== EXERCISE DESCRIPTION ==
Search the records below for the word "郵送又は電子ファイル" and show every line where it occurs.

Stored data
----

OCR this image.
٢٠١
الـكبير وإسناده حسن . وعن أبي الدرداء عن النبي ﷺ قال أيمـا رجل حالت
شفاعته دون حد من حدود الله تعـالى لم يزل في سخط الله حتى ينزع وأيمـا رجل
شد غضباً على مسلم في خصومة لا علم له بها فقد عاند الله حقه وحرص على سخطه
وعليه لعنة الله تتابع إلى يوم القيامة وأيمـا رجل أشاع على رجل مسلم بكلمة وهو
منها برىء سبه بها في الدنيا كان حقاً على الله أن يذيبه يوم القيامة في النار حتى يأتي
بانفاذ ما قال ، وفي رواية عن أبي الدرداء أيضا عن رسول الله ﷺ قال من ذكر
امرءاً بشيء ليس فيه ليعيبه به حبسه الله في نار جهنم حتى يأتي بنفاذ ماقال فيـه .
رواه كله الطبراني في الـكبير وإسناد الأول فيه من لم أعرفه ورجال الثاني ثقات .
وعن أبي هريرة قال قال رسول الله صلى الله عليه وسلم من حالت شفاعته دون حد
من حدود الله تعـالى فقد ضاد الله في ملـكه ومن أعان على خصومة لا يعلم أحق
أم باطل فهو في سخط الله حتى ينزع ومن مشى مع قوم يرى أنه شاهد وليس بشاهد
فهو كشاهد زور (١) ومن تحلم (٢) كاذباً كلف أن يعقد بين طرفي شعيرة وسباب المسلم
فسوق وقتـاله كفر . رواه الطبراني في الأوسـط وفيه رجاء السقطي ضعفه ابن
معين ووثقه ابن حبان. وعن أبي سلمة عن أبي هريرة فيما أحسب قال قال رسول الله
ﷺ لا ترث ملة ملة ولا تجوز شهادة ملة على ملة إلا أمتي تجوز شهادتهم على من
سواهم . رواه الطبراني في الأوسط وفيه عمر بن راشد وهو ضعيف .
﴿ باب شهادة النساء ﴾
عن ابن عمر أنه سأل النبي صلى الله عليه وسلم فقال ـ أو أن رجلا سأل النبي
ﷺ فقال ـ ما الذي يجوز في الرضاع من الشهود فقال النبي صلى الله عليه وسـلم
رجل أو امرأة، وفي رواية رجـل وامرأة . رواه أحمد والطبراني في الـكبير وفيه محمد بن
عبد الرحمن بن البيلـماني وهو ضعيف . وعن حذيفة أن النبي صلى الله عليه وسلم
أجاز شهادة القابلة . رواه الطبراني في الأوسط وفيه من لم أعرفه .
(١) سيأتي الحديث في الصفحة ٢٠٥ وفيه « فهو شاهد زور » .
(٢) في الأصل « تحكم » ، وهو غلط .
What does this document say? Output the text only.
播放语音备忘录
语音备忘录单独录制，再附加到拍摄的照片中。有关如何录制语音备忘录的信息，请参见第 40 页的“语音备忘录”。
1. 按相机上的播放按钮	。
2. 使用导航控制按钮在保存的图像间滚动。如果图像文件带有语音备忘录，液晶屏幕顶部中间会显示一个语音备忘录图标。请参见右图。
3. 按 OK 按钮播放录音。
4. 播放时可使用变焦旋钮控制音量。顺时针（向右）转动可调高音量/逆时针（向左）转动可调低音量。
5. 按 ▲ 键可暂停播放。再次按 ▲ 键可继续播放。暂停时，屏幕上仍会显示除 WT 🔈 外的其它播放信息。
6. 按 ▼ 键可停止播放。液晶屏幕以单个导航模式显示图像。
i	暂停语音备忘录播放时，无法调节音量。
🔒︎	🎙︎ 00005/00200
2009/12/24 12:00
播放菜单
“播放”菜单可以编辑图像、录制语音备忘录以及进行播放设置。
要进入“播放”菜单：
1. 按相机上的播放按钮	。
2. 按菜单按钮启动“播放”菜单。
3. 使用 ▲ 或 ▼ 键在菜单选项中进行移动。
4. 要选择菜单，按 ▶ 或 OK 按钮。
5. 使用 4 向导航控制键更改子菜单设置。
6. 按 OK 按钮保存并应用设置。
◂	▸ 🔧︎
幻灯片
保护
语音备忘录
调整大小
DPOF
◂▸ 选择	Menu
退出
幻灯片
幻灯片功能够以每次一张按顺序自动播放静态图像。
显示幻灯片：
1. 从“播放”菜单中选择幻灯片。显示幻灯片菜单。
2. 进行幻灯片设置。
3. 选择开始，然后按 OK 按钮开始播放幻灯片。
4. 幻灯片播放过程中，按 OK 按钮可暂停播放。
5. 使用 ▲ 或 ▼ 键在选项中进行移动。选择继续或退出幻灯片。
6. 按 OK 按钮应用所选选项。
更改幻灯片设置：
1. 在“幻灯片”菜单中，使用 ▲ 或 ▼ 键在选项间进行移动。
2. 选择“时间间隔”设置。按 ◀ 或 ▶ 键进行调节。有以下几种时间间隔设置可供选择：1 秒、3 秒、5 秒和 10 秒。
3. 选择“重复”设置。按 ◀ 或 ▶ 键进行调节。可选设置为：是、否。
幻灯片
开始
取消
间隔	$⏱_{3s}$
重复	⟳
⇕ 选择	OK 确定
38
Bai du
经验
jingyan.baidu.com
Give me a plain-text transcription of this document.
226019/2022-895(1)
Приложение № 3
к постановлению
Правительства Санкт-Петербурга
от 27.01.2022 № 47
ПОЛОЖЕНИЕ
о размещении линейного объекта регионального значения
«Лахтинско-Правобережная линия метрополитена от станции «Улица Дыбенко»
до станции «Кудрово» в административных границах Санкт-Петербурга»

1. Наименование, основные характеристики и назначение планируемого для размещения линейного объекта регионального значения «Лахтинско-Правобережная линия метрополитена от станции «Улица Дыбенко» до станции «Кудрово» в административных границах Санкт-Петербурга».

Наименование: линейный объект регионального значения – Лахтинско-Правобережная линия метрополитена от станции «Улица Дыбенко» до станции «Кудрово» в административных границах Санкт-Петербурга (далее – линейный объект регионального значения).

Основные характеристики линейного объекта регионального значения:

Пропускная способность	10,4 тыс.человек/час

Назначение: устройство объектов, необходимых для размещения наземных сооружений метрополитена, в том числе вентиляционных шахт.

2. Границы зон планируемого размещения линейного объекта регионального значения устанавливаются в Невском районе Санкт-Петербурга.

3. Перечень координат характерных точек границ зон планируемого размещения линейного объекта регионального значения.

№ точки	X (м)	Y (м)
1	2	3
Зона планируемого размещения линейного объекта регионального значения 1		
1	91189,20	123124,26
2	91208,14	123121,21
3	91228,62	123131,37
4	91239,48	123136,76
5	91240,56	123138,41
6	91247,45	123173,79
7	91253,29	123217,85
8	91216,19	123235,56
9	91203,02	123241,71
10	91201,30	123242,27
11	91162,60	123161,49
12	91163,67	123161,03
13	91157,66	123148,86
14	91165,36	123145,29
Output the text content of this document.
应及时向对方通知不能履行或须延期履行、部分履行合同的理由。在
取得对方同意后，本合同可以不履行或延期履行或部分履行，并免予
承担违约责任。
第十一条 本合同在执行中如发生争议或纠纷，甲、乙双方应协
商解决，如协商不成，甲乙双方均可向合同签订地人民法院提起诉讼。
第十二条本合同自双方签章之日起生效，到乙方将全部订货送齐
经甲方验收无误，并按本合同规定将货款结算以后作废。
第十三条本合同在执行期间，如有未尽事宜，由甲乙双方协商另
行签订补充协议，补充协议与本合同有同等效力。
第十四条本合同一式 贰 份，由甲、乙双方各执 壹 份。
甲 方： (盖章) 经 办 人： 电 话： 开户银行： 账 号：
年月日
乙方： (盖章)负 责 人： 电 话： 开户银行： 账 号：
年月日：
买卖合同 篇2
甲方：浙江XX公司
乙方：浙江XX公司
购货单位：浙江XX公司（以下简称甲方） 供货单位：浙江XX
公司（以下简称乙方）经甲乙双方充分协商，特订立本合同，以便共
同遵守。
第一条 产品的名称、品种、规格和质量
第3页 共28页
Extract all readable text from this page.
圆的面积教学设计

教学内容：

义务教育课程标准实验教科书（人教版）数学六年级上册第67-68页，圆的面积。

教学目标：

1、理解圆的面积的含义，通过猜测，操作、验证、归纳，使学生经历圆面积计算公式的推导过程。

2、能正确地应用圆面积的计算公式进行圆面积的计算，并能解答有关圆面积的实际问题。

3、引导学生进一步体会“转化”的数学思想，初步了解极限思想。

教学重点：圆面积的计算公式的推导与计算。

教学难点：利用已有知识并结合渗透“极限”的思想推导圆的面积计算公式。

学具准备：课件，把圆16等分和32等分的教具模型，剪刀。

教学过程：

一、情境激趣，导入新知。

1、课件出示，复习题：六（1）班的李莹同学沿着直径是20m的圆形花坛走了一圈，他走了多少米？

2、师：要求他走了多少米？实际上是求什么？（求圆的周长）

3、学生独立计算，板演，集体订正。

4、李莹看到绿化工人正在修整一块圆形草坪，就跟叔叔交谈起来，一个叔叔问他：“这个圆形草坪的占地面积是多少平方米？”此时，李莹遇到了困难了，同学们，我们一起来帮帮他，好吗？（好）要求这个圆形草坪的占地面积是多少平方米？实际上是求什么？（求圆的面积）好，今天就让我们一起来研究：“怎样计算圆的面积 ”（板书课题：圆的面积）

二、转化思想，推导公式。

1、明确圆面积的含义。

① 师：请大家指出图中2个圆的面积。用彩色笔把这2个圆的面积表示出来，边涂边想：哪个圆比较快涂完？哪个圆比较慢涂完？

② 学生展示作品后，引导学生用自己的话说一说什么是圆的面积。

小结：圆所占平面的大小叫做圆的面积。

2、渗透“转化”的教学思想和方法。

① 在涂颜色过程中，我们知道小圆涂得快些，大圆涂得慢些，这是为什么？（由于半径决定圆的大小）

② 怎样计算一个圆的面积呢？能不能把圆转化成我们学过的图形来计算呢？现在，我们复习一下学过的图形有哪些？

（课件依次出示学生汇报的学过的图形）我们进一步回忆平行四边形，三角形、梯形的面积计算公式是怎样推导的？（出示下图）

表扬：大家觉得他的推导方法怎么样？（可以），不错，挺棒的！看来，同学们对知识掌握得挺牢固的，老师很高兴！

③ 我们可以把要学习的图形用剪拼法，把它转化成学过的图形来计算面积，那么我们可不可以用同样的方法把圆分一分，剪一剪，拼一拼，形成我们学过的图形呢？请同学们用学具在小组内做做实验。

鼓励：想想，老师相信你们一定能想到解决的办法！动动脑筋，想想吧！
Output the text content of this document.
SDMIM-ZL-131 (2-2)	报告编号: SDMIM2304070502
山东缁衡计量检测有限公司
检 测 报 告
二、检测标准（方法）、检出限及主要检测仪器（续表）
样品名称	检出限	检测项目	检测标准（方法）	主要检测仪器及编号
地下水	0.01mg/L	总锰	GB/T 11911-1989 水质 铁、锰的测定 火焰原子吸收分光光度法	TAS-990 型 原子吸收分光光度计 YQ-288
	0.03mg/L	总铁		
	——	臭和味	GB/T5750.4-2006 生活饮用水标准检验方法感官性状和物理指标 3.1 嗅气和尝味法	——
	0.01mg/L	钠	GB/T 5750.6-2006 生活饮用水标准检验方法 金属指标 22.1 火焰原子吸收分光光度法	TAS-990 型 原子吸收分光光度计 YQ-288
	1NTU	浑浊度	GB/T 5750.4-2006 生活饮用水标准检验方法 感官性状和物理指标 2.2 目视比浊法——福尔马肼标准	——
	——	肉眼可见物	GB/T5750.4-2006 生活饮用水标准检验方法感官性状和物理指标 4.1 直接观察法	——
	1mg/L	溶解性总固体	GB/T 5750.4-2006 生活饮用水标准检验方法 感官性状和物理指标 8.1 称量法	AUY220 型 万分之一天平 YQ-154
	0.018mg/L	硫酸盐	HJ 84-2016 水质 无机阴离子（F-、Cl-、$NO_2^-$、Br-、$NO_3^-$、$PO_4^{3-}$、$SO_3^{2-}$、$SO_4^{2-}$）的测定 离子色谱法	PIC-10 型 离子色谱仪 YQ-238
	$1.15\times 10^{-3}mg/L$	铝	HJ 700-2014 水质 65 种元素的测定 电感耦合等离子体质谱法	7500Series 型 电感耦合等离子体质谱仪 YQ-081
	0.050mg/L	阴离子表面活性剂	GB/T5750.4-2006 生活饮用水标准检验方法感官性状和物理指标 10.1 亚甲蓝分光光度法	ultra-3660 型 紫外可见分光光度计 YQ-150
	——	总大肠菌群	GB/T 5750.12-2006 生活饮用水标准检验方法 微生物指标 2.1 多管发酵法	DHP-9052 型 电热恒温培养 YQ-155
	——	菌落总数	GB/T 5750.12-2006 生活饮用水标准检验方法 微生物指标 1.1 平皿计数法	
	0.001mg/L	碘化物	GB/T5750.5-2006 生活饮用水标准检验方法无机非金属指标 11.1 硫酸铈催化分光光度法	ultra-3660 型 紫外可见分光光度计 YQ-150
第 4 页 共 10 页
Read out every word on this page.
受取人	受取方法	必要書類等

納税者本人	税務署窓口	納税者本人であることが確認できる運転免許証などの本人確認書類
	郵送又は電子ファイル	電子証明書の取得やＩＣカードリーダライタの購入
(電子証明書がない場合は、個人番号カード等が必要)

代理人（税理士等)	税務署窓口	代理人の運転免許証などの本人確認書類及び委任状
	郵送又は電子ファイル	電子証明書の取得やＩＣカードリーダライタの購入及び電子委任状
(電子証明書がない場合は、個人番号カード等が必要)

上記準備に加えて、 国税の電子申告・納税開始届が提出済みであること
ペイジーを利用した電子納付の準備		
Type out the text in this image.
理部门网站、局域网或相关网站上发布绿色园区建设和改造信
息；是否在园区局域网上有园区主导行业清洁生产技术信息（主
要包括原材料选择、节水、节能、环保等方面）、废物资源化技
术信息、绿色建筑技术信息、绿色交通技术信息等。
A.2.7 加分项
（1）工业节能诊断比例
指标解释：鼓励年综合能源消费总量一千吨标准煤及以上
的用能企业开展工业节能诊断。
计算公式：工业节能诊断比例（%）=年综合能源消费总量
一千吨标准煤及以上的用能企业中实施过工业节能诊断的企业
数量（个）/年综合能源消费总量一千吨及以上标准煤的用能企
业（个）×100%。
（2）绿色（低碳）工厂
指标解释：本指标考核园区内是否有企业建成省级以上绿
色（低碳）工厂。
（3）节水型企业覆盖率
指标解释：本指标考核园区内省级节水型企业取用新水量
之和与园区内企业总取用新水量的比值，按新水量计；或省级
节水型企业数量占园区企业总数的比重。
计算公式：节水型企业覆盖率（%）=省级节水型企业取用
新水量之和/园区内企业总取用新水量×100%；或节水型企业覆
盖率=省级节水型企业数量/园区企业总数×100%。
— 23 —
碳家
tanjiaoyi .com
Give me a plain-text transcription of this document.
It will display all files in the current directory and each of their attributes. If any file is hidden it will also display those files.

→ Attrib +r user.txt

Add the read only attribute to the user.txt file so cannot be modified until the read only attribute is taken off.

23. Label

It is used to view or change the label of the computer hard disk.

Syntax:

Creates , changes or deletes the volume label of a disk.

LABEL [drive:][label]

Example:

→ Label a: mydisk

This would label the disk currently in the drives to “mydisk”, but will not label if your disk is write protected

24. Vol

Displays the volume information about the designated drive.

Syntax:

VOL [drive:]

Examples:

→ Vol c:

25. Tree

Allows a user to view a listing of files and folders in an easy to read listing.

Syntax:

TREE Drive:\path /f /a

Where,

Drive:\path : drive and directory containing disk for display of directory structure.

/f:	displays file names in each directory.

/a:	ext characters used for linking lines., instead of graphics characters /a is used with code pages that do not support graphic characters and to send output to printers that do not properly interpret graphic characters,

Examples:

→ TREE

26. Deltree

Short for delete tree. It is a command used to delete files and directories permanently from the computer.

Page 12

----

== THE RESULT ==
	郵送又は電子ファイル	電子証明書の取得やＩＣカードリーダライタの購入
	郵送又は電子ファイル	電子証明書の取得やＩＣカードリーダライタの購入及び電子委任状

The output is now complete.